(Work required): Restate the complete material exactly.
>> Start Excerpted data
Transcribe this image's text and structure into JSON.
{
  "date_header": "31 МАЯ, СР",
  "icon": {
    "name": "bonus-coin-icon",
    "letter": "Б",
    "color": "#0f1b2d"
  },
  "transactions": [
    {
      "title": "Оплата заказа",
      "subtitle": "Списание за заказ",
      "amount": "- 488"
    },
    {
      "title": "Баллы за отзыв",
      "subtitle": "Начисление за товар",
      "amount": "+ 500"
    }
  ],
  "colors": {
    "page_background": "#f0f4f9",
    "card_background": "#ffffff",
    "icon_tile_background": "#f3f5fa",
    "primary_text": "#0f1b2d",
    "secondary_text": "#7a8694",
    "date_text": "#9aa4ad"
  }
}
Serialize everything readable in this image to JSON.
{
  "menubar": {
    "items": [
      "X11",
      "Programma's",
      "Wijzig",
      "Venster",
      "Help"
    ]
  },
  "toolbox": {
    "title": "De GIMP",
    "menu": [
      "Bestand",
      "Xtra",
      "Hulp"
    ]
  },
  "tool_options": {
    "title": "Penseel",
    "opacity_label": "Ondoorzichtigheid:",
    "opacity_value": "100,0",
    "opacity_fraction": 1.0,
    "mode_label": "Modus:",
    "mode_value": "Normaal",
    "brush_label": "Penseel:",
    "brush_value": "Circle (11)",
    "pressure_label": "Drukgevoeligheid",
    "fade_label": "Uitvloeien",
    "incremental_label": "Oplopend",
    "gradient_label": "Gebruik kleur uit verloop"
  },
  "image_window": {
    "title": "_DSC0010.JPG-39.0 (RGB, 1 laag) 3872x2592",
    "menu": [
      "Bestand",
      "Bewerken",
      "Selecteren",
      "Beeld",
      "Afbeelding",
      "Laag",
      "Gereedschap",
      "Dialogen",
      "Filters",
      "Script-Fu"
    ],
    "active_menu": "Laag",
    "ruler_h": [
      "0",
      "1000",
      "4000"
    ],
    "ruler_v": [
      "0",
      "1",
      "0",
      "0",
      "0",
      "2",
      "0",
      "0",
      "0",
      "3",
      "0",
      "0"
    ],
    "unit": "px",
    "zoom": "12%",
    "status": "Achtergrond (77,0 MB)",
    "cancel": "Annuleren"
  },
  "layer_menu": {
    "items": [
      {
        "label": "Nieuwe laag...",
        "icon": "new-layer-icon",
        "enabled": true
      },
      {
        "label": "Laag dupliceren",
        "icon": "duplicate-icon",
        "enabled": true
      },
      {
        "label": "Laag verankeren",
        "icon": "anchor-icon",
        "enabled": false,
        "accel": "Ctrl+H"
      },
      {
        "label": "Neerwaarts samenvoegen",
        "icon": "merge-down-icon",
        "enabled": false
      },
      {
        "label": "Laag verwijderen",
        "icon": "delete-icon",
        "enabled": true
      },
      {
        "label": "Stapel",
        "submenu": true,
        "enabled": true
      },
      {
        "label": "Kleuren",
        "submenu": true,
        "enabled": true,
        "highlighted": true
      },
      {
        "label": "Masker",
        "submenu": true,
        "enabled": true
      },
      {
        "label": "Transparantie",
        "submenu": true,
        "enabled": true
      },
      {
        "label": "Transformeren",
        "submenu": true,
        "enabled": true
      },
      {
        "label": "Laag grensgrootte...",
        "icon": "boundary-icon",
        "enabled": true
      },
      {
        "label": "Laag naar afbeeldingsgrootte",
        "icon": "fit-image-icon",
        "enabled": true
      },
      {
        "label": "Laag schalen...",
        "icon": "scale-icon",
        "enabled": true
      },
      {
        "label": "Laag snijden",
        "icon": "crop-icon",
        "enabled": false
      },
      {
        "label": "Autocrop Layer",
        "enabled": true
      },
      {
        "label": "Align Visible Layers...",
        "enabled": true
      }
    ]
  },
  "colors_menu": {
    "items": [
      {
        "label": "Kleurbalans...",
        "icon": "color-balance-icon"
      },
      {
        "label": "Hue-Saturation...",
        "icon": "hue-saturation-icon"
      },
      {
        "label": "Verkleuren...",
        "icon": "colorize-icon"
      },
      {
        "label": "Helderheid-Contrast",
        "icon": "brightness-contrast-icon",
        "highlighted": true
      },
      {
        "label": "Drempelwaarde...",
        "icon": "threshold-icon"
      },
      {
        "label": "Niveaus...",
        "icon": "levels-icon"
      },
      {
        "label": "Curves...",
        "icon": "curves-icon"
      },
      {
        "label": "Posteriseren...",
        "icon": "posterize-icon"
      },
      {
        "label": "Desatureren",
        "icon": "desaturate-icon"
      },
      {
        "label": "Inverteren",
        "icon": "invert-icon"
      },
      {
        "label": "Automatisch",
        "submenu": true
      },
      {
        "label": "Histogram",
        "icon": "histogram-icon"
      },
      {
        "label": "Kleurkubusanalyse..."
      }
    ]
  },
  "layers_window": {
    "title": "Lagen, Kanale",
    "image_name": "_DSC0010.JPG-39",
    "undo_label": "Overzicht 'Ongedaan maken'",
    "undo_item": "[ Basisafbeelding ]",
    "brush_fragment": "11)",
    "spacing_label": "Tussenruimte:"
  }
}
>> End Excerpted data
(The response):
Transcribe this image's text and structure into JSON.
{
  "date_header": "31 МАЯ, СР",
  "icon": {
    "name": "bonus-coin-icon",
    "letter": "Б",
    "color": "#0f1b2d"
  },
  "transactions": [
    {
      "title": "Оплата заказа",
      "subtitle": "Списание за заказ",
      "amount": "- 488"
    },
    {
      "title": "Баллы за отзыв",
      "subtitle": "Начисление за товар",
      "amount": "+ 500"
    }
  ],
  "colors": {
    "page_background": "#f0f4f9",
    "card_background": "#ffffff",
    "icon_tile_background": "#f3f5fa",
    "primary_text": "#0f1b2d",
    "secondary_text": "#7a8694",
    "date_text": "#9aa4ad"
  }
}
Serialize everything readable in this image to JSON.
{
  "menubar": {
    "items": [
      "X11",
      "Programma's",
      "Wijzig",
      "Venster",
      "Help"
    ]
  },
  "toolbox": {
    "title": "De GIMP",
    "menu": [
      "Bestand",
      "Xtra",
      "Hulp"
    ]
  },
  "tool_options": {
    "title": "Penseel",
    "opacity_label": "Ondoorzichtigheid:",
    "opacity_value": "100,0",
    "opacity_fraction": 1.0,
    "mode_label": "Modus:",
    "mode_value": "Normaal",
    "brush_label": "Penseel:",
    "brush_value": "Circle (11)",
    "pressure_label": "Drukgevoeligheid",
    "fade_label": "Uitvloeien",
    "incremental_label": "Oplopend",
    "gradient_label": "Gebruik kleur uit verloop"
  },
  "image_window": {
    "title": "_DSC0010.JPG-39.0 (RGB, 1 laag) 3872x2592",
    "menu": [
      "Bestand",
      "Bewerken",
      "Selecteren",
      "Beeld",
      "Afbeelding",
      "Laag",
      "Gereedschap",
      "Dialogen",
      "Filters",
      "Script-Fu"
    ],
    "active_menu": "Laag",
    "ruler_h": [
      "0",
      "1000",
      "4000"
    ],
    "ruler_v": [
      "0",
      "1",
      "0",
      "0",
      "0",
      "2",
      "0",
      "0",
      "0",
      "3",
      "0",
      "0"
    ],
    "unit": "px",
    "zoom": "12%",
    "status": "Achtergrond (77,0 MB)",
    "cancel": "Annuleren"
  },
  "layer_menu": {
    "items": [
      {
        "label": "Nieuwe laag...",
        "icon": "new-layer-icon",
        "enabled": true
      },
      {
        "label": "Laag dupliceren",
        "icon": "duplicate-icon",
        "enabled": true
      },
      {
        "label": "Laag verankeren",
        "icon": "anchor-icon",
        "enabled": false,
        "accel": "Ctrl+H"
      },
      {
        "label": "Neerwaarts samenvoegen",
        "icon": "merge-down-icon",
        "enabled": false
      },
      {
        "label": "Laag verwijderen",
        "icon": "delete-icon",
        "enabled": true
      },
      {
        "label": "Stapel",
        "submenu": true,
        "enabled": true
      },
      {
        "label": "Kleuren",
        "submenu": true,
        "enabled": true,
        "highlighted": true
      },
      {
        "label": "Masker",
        "submenu": true,
        "enabled": true
      },
      {
        "label": "Transparantie",
        "submenu": true,
        "enabled": true
      },
      {
        "label": "Transformeren",
        "submenu": true,
        "enabled": true
      },
      {
        "label": "Laag grensgrootte...",
        "icon": "boundary-icon",
        "enabled": true
      },
      {
        "label": "Laag naar afbeeldingsgrootte",
        "icon": "fit-image-icon",
        "enabled": true
      },
      {
        "label": "Laag schalen...",
        "icon": "scale-icon",
        "enabled": true
      },
      {
        "label": "Laag snijden",
        "icon": "crop-icon",
        "enabled": false
      },
      {
        "label": "Autocrop Layer",
        "enabled": true
      },
      {
        "label": "Align Visible Layers...",
        "enabled": true
      }
    ]
  },
  "colors_menu": {
    "items": [
      {
        "label": "Kleurbalans...",
        "icon": "color-balance-icon"
      },
      {
        "label": "Hue-Saturation...",
        "icon": "hue-saturation-icon"
      },
      {
        "label": "Verkleuren...",
        "icon": "colorize-icon"
      },
      {
        "label": "Helderheid-Contrast",
        "icon": "brightness-contrast-icon",
        "highlighted": true
      },
      {
        "label": "Drempelwaarde...",
        "icon": "threshold-icon"
      },
      {
        "label": "Niveaus...",
        "icon": "levels-icon"
      },
      {
        "label": "Curves...",
        "icon": "curves-icon"
      },
      {
        "label": "Posteriseren...",
        "icon": "posterize-icon"
      },
      {
        "label": "Desatureren",
        "icon": "desaturate-icon"
      },
      {
        "label": "Inverteren",
        "icon": "invert-icon"
      },
      {
        "label": "Automatisch",
        "submenu": true
      },
      {
        "label": "Histogram",
        "icon": "histogram-icon"
      },
      {
        "label": "Kleurkubusanalyse..."
      }
    ]
  },
  "layers_window": {
    "title": "Lagen, Kanale",
    "image_name": "_DSC0010.JPG-39",
    "undo_label": "Overzicht 'Ongedaan maken'",
    "undo_item": "[ Basisafbeelding ]",
    "brush_fragment": "11)",
    "spacing_label": "Tussenruimte:"
  }
}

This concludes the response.